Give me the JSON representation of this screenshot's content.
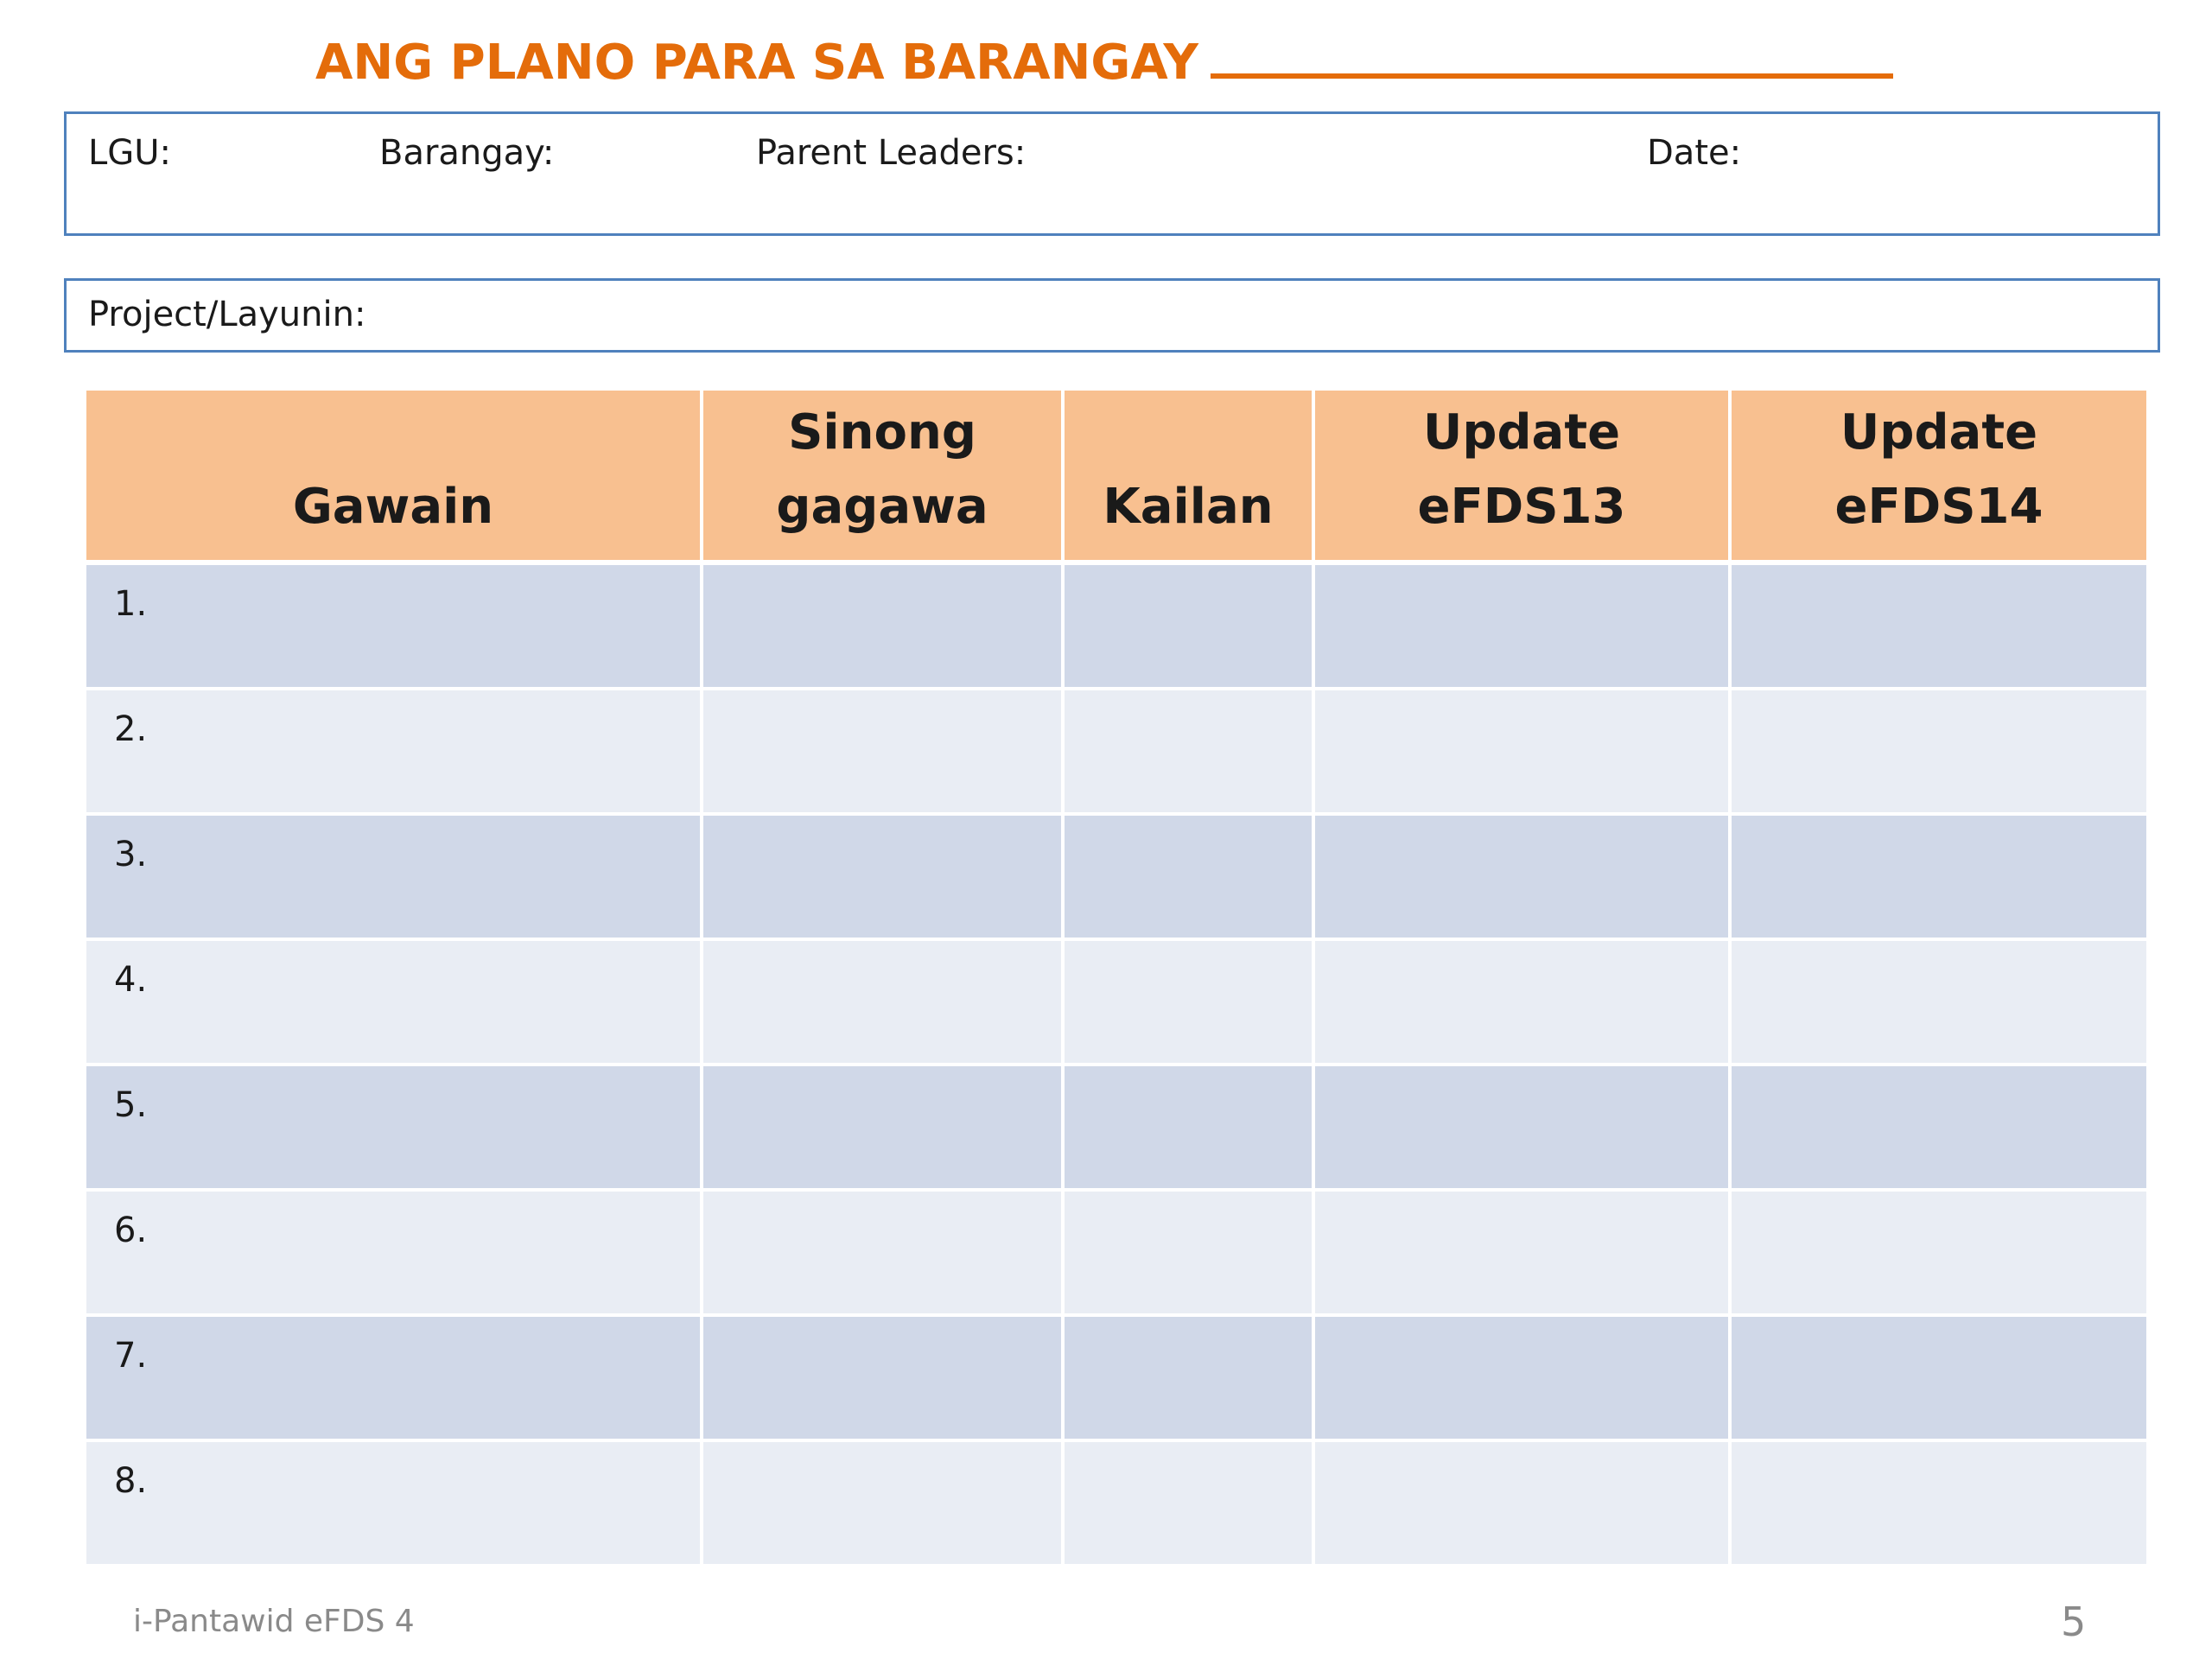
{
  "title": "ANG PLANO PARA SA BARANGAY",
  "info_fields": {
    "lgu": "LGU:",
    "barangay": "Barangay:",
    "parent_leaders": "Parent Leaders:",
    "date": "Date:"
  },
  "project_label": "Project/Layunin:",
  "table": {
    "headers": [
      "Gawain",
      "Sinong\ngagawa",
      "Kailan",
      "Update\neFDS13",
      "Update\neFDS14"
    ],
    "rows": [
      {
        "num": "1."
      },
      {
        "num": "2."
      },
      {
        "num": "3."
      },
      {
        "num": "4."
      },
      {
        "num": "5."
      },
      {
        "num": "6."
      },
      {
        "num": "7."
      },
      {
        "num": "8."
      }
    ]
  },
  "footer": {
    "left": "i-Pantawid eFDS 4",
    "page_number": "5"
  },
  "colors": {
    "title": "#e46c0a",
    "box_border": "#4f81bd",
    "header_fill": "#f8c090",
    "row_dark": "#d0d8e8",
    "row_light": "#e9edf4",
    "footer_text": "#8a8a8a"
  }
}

--------------------------------

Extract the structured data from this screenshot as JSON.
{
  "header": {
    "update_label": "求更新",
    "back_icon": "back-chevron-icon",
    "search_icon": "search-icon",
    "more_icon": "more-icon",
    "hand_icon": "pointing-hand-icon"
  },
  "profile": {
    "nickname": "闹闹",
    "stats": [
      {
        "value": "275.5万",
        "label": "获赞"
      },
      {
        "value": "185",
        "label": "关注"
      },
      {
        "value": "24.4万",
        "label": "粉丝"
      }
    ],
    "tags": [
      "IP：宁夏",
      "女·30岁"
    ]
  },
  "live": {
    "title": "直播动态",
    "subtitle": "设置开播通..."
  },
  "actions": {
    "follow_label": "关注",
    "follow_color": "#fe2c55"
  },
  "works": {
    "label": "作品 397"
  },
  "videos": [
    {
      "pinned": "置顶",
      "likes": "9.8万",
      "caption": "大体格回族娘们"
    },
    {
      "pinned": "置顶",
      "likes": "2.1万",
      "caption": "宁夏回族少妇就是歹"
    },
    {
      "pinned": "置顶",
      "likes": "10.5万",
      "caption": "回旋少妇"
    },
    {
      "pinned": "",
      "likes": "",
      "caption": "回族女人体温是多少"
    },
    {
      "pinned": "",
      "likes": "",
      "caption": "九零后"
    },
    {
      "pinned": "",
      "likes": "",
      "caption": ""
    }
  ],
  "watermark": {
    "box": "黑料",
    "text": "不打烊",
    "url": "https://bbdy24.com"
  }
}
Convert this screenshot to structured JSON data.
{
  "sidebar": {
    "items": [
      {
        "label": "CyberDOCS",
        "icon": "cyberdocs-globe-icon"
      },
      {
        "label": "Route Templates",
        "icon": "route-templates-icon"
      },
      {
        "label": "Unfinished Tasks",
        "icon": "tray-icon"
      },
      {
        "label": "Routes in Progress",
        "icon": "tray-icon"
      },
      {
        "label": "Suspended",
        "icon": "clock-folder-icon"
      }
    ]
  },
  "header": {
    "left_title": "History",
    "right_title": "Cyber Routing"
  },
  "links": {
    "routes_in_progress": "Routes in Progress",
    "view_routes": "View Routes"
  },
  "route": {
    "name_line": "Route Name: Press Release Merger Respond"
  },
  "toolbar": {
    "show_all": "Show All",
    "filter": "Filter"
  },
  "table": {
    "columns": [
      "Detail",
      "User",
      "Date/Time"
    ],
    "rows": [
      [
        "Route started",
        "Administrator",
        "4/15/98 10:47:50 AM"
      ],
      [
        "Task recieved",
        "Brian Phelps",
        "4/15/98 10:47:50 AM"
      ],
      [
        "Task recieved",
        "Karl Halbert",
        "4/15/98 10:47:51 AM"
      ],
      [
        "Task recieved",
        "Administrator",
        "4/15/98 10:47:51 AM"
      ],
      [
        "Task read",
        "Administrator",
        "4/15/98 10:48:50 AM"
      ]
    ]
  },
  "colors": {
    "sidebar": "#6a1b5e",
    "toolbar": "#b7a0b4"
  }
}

--------------------------------

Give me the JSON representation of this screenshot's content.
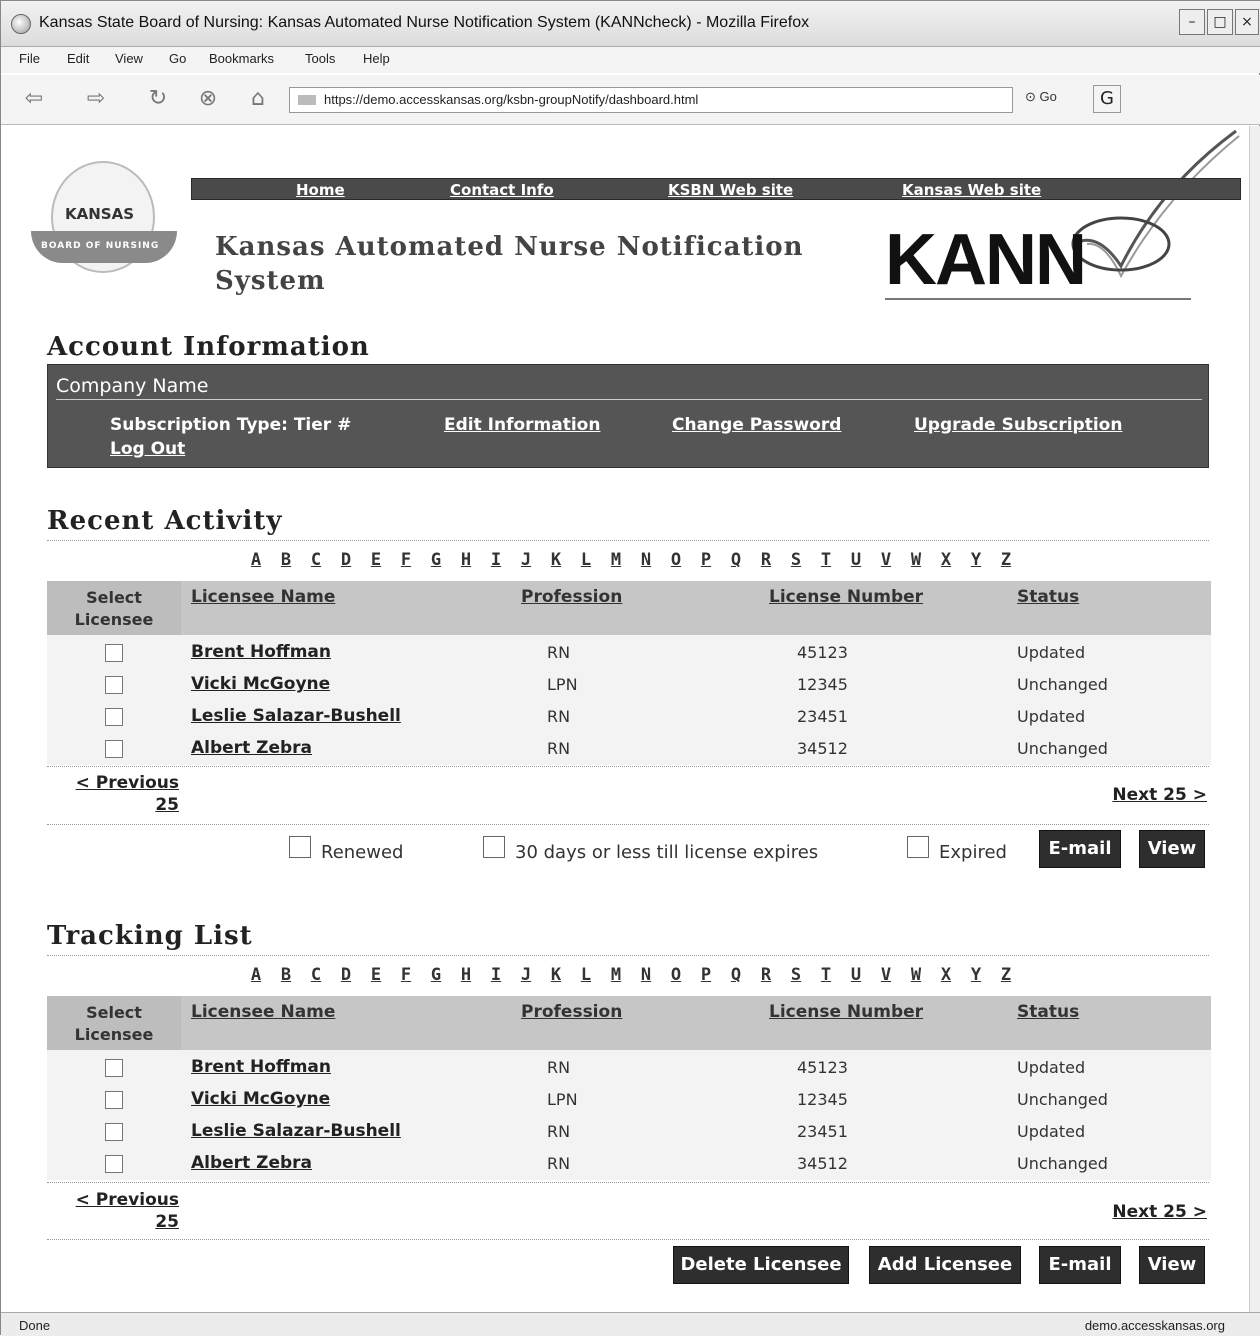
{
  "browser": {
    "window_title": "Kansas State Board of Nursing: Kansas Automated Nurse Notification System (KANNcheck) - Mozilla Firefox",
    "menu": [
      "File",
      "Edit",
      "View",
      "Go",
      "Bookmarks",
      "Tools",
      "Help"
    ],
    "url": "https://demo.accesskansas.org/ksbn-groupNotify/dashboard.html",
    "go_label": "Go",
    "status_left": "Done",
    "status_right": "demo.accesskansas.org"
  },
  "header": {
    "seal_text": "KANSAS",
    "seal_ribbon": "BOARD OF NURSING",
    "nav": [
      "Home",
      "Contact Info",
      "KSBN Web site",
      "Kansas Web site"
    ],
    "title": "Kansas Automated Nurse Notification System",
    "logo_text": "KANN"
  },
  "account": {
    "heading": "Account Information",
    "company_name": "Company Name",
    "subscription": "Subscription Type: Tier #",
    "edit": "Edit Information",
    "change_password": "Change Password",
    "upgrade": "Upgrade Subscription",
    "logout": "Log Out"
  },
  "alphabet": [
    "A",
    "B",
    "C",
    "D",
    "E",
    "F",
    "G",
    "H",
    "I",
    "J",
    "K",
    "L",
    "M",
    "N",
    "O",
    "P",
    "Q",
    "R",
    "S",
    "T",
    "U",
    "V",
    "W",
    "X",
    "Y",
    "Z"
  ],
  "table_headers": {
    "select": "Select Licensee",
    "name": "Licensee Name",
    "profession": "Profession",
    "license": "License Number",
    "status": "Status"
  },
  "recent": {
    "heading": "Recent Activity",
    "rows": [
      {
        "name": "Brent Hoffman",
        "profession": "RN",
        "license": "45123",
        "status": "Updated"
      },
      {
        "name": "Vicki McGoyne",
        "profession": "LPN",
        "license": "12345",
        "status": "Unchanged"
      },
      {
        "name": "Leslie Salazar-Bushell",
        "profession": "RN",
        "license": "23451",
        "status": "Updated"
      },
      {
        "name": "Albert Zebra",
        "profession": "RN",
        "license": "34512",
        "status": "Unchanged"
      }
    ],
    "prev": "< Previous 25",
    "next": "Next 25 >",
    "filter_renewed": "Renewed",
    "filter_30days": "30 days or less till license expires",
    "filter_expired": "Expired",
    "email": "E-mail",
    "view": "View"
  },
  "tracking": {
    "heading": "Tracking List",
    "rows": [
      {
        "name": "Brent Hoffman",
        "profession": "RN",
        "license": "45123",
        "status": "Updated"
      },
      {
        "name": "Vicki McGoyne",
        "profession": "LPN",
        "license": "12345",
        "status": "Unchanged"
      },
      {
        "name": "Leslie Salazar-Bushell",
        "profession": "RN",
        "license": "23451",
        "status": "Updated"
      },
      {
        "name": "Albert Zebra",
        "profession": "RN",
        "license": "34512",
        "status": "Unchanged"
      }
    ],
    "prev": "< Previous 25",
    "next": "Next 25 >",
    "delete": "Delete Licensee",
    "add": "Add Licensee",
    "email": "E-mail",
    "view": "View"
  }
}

--------------------------------

Work to be completed =>
Say how many lines of the data hold the string "Progress". Reply with the number alone.

Full response =>
2